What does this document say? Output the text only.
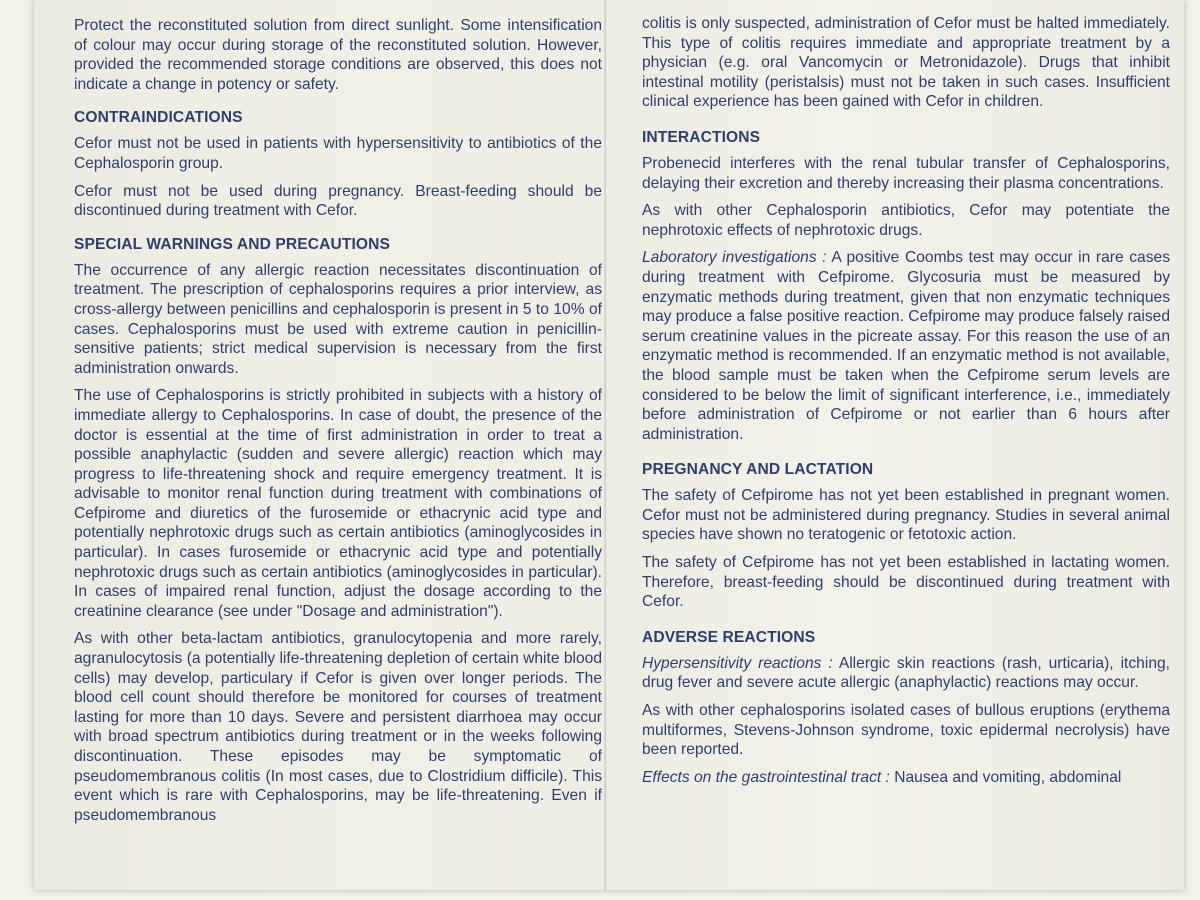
Protect the reconstituted solution from direct sunlight. Some intensification of colour may occur during storage of the reconstituted solution. However, provided the recommended storage conditions are observed, this does not indicate a change in potency or safety.

CONTRAINDICATIONS

Cefor must not be used in patients with hypersensitivity to antibiotics of the Cephalosporin group.

Cefor must not be used during pregnancy. Breast-feeding should be discontinued during treatment with Cefor.

SPECIAL WARNINGS AND PRECAUTIONS

The occurrence of any allergic reaction necessitates discontinuation of treatment. The prescription of cephalosporins requires a prior interview, as cross-allergy between penicillins and cephalosporin is present in 5 to 10% of cases. Cephalosporins must be used with extreme caution in penicillin-sensitive patients; strict medical supervision is necessary from the first administration onwards.

The use of Cephalosporins is strictly prohibited in subjects with a history of immediate allergy to Cephalosporins. In case of doubt, the presence of the doctor is essential at the time of first administration in order to treat a possible anaphylactic (sudden and severe allergic) reaction which may progress to life-threatening shock and require emergency treatment. It is advisable to monitor renal function during treatment with combinations of Cefpirome and diuretics of the furosemide or ethacrynic acid type and potentially nephrotoxic drugs such as certain antibiotics (aminoglycosides in particular). In cases furosemide or ethacrynic acid type and potentially nephrotoxic drugs such as certain antibiotics (aminoglycosides in particular). In cases of impaired renal function, adjust the dosage according to the creatinine clearance (see under "Dosage and administration").

As with other beta-lactam antibiotics, granulocytopenia and more rarely, agranulocytosis (a potentially life-threatening depletion of certain white blood cells) may develop, particulary if Cefor is given over longer periods. The blood cell count should therefore be monitored for courses of treatment lasting for more than 10 days. Severe and persistent diarrhoea may occur with broad spectrum antibiotics during treatment or in the weeks following discontinuation. These episodes may be symptomatic of pseudomembranous colitis (In most cases, due to Clostridium difficile). This event which is rare with Cephalosporins, may be life-threatening. Even if pseudomembranous

colitis is only suspected, administration of Cefor must be halted immediately. This type of colitis requires immediate and appropriate treatment by a physician (e.g. oral Vancomycin or Metronidazole). Drugs that inhibit intestinal motility (peristalsis) must not be taken in such cases. Insufficient clinical experience has been gained with Cefor in children.

INTERACTIONS

Probenecid interferes with the renal tubular transfer of Cephalosporins, delaying their excretion and thereby increasing their plasma concentrations.

As with other Cephalosporin antibiotics, Cefor may potentiate the nephrotoxic effects of nephrotoxic drugs.

Laboratory investigations : A positive Coombs test may occur in rare cases during treatment with Cefpirome. Glycosuria must be measured by enzymatic methods during treatment, given that non enzymatic techniques may produce a false positive reaction. Cefpirome may produce falsely raised serum creatinine values in the picreate assay. For this reason the use of an enzymatic method is recommended. If an enzymatic method is not available, the blood sample must be taken when the Cefpirome serum levels are considered to be below the limit of significant interference, i.e., immediately before administration of Cefpirome or not earlier than 6 hours after administration.

PREGNANCY AND LACTATION

The safety of Cefpirome has not yet been established in pregnant women. Cefor must not be administered during pregnancy. Studies in several animal species have shown no teratogenic or fetotoxic action.

The safety of Cefpirome has not yet been established in lactating women. Therefore, breast-feeding should be discontinued during treatment with Cefor.

ADVERSE REACTIONS

Hypersensitivity reactions : Allergic skin reactions (rash, urticaria), itching, drug fever and severe acute allergic (anaphylactic) reactions may occur.

As with other cephalosporins isolated cases of bullous eruptions (erythema multiformes, Stevens-Johnson syndrome, toxic epidermal necrolysis) have been reported.

Effects on the gastrointestinal tract : Nausea and vomiting, abdominal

---

Work item: Nothing in the entries above should change when they are printed again, except that the pictures are dropped.

Answer space:
What does this document say? Output the text only.
Protect the reconstituted solution from direct sunlight. Some intensification of colour may occur during storage of the reconstituted solution. However, provided the recommended storage conditions are observed, this does not indicate a change in potency or safety.

CONTRAINDICATIONS

Cefor must not be used in patients with hypersensitivity to antibiotics of the Cephalosporin group.

Cefor must not be used during pregnancy. Breast-feeding should be discontinued during treatment with Cefor.

SPECIAL WARNINGS AND PRECAUTIONS

The occurrence of any allergic reaction necessitates discontinuation of treatment. The prescription of cephalosporins requires a prior interview, as cross-allergy between penicillins and cephalosporin is present in 5 to 10% of cases. Cephalosporins must be used with extreme caution in penicillin-sensitive patients; strict medical supervision is necessary from the first administration onwards.

The use of Cephalosporins is strictly prohibited in subjects with a history of immediate allergy to Cephalosporins. In case of doubt, the presence of the doctor is essential at the time of first administration in order to treat a possible anaphylactic (sudden and severe allergic) reaction which may progress to life-threatening shock and require emergency treatment. It is advisable to monitor renal function during treatment with combinations of Cefpirome and diuretics of the furosemide or ethacrynic acid type and potentially nephrotoxic drugs such as certain antibiotics (aminoglycosides in particular). In cases furosemide or ethacrynic acid type and potentially nephrotoxic drugs such as certain antibiotics (aminoglycosides in particular). In cases of impaired renal function, adjust the dosage according to the creatinine clearance (see under "Dosage and administration").

As with other beta-lactam antibiotics, granulocytopenia and more rarely, agranulocytosis (a potentially life-threatening depletion of certain white blood cells) may develop, particulary if Cefor is given over longer periods. The blood cell count should therefore be monitored for courses of treatment lasting for more than 10 days. Severe and persistent diarrhoea may occur with broad spectrum antibiotics during treatment or in the weeks following discontinuation. These episodes may be symptomatic of pseudomembranous colitis (In most cases, due to Clostridium difficile). This event which is rare with Cephalosporins, may be life-threatening. Even if pseudomembranous

colitis is only suspected, administration of Cefor must be halted immediately. This type of colitis requires immediate and appropriate treatment by a physician (e.g. oral Vancomycin or Metronidazole). Drugs that inhibit intestinal motility (peristalsis) must not be taken in such cases. Insufficient clinical experience has been gained with Cefor in children.

INTERACTIONS

Probenecid interferes with the renal tubular transfer of Cephalosporins, delaying their excretion and thereby increasing their plasma concentrations.

As with other Cephalosporin antibiotics, Cefor may potentiate the nephrotoxic effects of nephrotoxic drugs.

Laboratory investigations : A positive Coombs test may occur in rare cases during treatment with Cefpirome. Glycosuria must be measured by enzymatic methods during treatment, given that non enzymatic techniques may produce a false positive reaction. Cefpirome may produce falsely raised serum creatinine values in the picreate assay. For this reason the use of an enzymatic method is recommended. If an enzymatic method is not available, the blood sample must be taken when the Cefpirome serum levels are considered to be below the limit of significant interference, i.e., immediately before administration of Cefpirome or not earlier than 6 hours after administration.

PREGNANCY AND LACTATION

The safety of Cefpirome has not yet been established in pregnant women. Cefor must not be administered during pregnancy. Studies in several animal species have shown no teratogenic or fetotoxic action.

The safety of Cefpirome has not yet been established in lactating women. Therefore, breast-feeding should be discontinued during treatment with Cefor.

ADVERSE REACTIONS

Hypersensitivity reactions : Allergic skin reactions (rash, urticaria), itching, drug fever and severe acute allergic (anaphylactic) reactions may occur.

As with other cephalosporins isolated cases of bullous eruptions (erythema multiformes, Stevens-Johnson syndrome, toxic epidermal necrolysis) have been reported.

Effects on the gastrointestinal tract : Nausea and vomiting, abdominal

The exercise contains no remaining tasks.